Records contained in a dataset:
.....

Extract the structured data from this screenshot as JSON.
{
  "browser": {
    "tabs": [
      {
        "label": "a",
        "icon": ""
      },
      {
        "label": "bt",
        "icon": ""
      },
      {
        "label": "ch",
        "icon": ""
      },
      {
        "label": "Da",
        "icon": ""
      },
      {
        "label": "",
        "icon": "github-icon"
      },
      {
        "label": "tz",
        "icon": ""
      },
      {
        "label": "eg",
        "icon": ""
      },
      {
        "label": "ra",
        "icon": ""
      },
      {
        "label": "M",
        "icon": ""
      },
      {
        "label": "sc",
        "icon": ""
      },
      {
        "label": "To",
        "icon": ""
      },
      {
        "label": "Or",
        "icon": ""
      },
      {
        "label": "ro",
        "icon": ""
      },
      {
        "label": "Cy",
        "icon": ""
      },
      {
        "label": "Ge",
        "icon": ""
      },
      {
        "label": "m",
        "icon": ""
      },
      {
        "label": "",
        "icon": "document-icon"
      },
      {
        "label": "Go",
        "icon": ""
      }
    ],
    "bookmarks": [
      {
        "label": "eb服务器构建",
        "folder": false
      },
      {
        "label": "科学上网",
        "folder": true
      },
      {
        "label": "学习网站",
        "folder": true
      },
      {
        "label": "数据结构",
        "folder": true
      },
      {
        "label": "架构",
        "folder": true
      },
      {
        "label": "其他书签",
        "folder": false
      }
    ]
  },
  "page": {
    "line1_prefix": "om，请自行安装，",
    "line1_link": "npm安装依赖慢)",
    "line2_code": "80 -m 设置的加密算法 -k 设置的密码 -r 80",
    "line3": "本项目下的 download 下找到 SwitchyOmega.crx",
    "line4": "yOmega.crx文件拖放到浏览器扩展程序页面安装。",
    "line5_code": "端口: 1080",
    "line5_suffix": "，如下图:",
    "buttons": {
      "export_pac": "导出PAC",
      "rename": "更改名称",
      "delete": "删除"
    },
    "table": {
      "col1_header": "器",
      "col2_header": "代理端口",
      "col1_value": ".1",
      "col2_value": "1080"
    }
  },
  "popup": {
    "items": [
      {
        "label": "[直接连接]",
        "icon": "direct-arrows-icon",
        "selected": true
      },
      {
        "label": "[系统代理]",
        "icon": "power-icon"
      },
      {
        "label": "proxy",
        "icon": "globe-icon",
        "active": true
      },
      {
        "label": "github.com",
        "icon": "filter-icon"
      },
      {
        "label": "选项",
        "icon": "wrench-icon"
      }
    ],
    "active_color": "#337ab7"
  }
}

.....

(Task requirements) Copy out the material above in its entirety. Every detail must match.

(Finished task)
Extract the structured data from this screenshot as JSON.
{
  "browser": {
    "tabs": [
      {
        "label": "a",
        "icon": ""
      },
      {
        "label": "bt",
        "icon": ""
      },
      {
        "label": "ch",
        "icon": ""
      },
      {
        "label": "Da",
        "icon": ""
      },
      {
        "label": "",
        "icon": "github-icon"
      },
      {
        "label": "tz",
        "icon": ""
      },
      {
        "label": "eg",
        "icon": ""
      },
      {
        "label": "ra",
        "icon": ""
      },
      {
        "label": "M",
        "icon": ""
      },
      {
        "label": "sc",
        "icon": ""
      },
      {
        "label": "To",
        "icon": ""
      },
      {
        "label": "Or",
        "icon": ""
      },
      {
        "label": "ro",
        "icon": ""
      },
      {
        "label": "Cy",
        "icon": ""
      },
      {
        "label": "Ge",
        "icon": ""
      },
      {
        "label": "m",
        "icon": ""
      },
      {
        "label": "",
        "icon": "document-icon"
      },
      {
        "label": "Go",
        "icon": ""
      }
    ],
    "bookmarks": [
      {
        "label": "eb服务器构建",
        "folder": false
      },
      {
        "label": "科学上网",
        "folder": true
      },
      {
        "label": "学习网站",
        "folder": true
      },
      {
        "label": "数据结构",
        "folder": true
      },
      {
        "label": "架构",
        "folder": true
      },
      {
        "label": "其他书签",
        "folder": false
      }
    ]
  },
  "page": {
    "line1_prefix": "om，请自行安装，",
    "line1_link": "npm安装依赖慢)",
    "line2_code": "80 -m 设置的加密算法 -k 设置的密码 -r 80",
    "line3": "本项目下的 download 下找到 SwitchyOmega.crx",
    "line4": "yOmega.crx文件拖放到浏览器扩展程序页面安装。",
    "line5_code": "端口: 1080",
    "line5_suffix": "，如下图:",
    "buttons": {
      "export_pac": "导出PAC",
      "rename": "更改名称",
      "delete": "删除"
    },
    "table": {
      "col1_header": "器",
      "col2_header": "代理端口",
      "col1_value": ".1",
      "col2_value": "1080"
    }
  },
  "popup": {
    "items": [
      {
        "label": "[直接连接]",
        "icon": "direct-arrows-icon",
        "selected": true
      },
      {
        "label": "[系统代理]",
        "icon": "power-icon"
      },
      {
        "label": "proxy",
        "icon": "globe-icon",
        "active": true
      },
      {
        "label": "github.com",
        "icon": "filter-icon"
      },
      {
        "label": "选项",
        "icon": "wrench-icon"
      }
    ],
    "active_color": "#337ab7"
  }
}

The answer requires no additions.